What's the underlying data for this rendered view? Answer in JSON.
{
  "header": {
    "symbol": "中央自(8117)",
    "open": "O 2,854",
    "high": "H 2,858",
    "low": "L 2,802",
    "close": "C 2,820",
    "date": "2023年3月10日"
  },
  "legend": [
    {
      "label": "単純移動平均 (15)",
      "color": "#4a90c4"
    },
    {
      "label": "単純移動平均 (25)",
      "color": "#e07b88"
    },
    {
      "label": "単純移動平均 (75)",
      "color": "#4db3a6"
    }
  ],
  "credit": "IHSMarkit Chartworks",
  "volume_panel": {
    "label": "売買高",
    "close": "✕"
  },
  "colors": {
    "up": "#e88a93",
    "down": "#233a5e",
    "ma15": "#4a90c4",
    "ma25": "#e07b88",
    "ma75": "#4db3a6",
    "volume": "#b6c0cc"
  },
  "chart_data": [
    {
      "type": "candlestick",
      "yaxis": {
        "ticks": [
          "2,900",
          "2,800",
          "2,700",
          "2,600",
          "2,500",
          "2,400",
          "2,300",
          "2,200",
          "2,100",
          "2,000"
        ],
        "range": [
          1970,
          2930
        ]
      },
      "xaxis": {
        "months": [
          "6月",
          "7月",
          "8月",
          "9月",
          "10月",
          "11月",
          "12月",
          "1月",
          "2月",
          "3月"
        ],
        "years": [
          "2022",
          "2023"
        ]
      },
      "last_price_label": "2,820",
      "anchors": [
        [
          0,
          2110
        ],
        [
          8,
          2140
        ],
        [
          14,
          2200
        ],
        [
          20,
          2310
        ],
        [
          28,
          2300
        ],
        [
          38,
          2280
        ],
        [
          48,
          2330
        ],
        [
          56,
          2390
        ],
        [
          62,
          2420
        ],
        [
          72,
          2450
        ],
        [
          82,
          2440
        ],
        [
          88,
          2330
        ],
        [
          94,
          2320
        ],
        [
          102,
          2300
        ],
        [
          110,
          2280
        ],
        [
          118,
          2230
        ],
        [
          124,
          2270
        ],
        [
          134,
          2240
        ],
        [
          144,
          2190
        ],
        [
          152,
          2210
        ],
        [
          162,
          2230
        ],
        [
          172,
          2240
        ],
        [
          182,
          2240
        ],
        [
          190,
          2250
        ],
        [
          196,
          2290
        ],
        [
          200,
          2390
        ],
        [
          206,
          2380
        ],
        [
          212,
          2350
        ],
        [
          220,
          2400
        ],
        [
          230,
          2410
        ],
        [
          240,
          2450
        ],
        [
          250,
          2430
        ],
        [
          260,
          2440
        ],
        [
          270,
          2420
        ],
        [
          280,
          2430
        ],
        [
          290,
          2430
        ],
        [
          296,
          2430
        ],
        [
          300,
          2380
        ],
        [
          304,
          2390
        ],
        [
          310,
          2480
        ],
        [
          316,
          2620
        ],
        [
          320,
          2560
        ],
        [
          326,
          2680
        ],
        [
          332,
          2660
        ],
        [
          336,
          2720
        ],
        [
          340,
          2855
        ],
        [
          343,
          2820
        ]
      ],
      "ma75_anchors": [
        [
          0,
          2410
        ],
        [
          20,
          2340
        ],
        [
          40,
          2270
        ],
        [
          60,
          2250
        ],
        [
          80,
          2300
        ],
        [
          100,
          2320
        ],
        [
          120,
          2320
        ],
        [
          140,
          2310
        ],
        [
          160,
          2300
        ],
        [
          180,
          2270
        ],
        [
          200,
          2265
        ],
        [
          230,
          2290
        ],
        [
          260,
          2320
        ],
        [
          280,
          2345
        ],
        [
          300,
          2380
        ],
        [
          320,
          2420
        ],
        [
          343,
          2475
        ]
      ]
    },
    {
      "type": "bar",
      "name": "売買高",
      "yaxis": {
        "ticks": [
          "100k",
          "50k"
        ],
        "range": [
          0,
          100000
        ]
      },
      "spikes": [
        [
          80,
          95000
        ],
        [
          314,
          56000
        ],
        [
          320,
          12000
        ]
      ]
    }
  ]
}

- - -

◆ **Objective**
Type out the entries again, word for word.

◆ **Result for this task**
What's the underlying data for this rendered view? Answer in JSON.
{
  "header": {
    "symbol": "中央自(8117)",
    "open": "O 2,854",
    "high": "H 2,858",
    "low": "L 2,802",
    "close": "C 2,820",
    "date": "2023年3月10日"
  },
  "legend": [
    {
      "label": "単純移動平均 (15)",
      "color": "#4a90c4"
    },
    {
      "label": "単純移動平均 (25)",
      "color": "#e07b88"
    },
    {
      "label": "単純移動平均 (75)",
      "color": "#4db3a6"
    }
  ],
  "credit": "IHSMarkit Chartworks",
  "volume_panel": {
    "label": "売買高",
    "close": "✕"
  },
  "colors": {
    "up": "#e88a93",
    "down": "#233a5e",
    "ma15": "#4a90c4",
    "ma25": "#e07b88",
    "ma75": "#4db3a6",
    "volume": "#b6c0cc"
  },
  "chart_data": [
    {
      "type": "candlestick",
      "yaxis": {
        "ticks": [
          "2,900",
          "2,800",
          "2,700",
          "2,600",
          "2,500",
          "2,400",
          "2,300",
          "2,200",
          "2,100",
          "2,000"
        ],
        "range": [
          1970,
          2930
        ]
      },
      "xaxis": {
        "months": [
          "6月",
          "7月",
          "8月",
          "9月",
          "10月",
          "11月",
          "12月",
          "1月",
          "2月",
          "3月"
        ],
        "years": [
          "2022",
          "2023"
        ]
      },
      "last_price_label": "2,820",
      "anchors": [
        [
          0,
          2110
        ],
        [
          8,
          2140
        ],
        [
          14,
          2200
        ],
        [
          20,
          2310
        ],
        [
          28,
          2300
        ],
        [
          38,
          2280
        ],
        [
          48,
          2330
        ],
        [
          56,
          2390
        ],
        [
          62,
          2420
        ],
        [
          72,
          2450
        ],
        [
          82,
          2440
        ],
        [
          88,
          2330
        ],
        [
          94,
          2320
        ],
        [
          102,
          2300
        ],
        [
          110,
          2280
        ],
        [
          118,
          2230
        ],
        [
          124,
          2270
        ],
        [
          134,
          2240
        ],
        [
          144,
          2190
        ],
        [
          152,
          2210
        ],
        [
          162,
          2230
        ],
        [
          172,
          2240
        ],
        [
          182,
          2240
        ],
        [
          190,
          2250
        ],
        [
          196,
          2290
        ],
        [
          200,
          2390
        ],
        [
          206,
          2380
        ],
        [
          212,
          2350
        ],
        [
          220,
          2400
        ],
        [
          230,
          2410
        ],
        [
          240,
          2450
        ],
        [
          250,
          2430
        ],
        [
          260,
          2440
        ],
        [
          270,
          2420
        ],
        [
          280,
          2430
        ],
        [
          290,
          2430
        ],
        [
          296,
          2430
        ],
        [
          300,
          2380
        ],
        [
          304,
          2390
        ],
        [
          310,
          2480
        ],
        [
          316,
          2620
        ],
        [
          320,
          2560
        ],
        [
          326,
          2680
        ],
        [
          332,
          2660
        ],
        [
          336,
          2720
        ],
        [
          340,
          2855
        ],
        [
          343,
          2820
        ]
      ],
      "ma75_anchors": [
        [
          0,
          2410
        ],
        [
          20,
          2340
        ],
        [
          40,
          2270
        ],
        [
          60,
          2250
        ],
        [
          80,
          2300
        ],
        [
          100,
          2320
        ],
        [
          120,
          2320
        ],
        [
          140,
          2310
        ],
        [
          160,
          2300
        ],
        [
          180,
          2270
        ],
        [
          200,
          2265
        ],
        [
          230,
          2290
        ],
        [
          260,
          2320
        ],
        [
          280,
          2345
        ],
        [
          300,
          2380
        ],
        [
          320,
          2420
        ],
        [
          343,
          2475
        ]
      ]
    },
    {
      "type": "bar",
      "name": "売買高",
      "yaxis": {
        "ticks": [
          "100k",
          "50k"
        ],
        "range": [
          0,
          100000
        ]
      },
      "spikes": [
        [
          80,
          95000
        ],
        [
          314,
          56000
        ],
        [
          320,
          12000
        ]
      ]
    }
  ]
}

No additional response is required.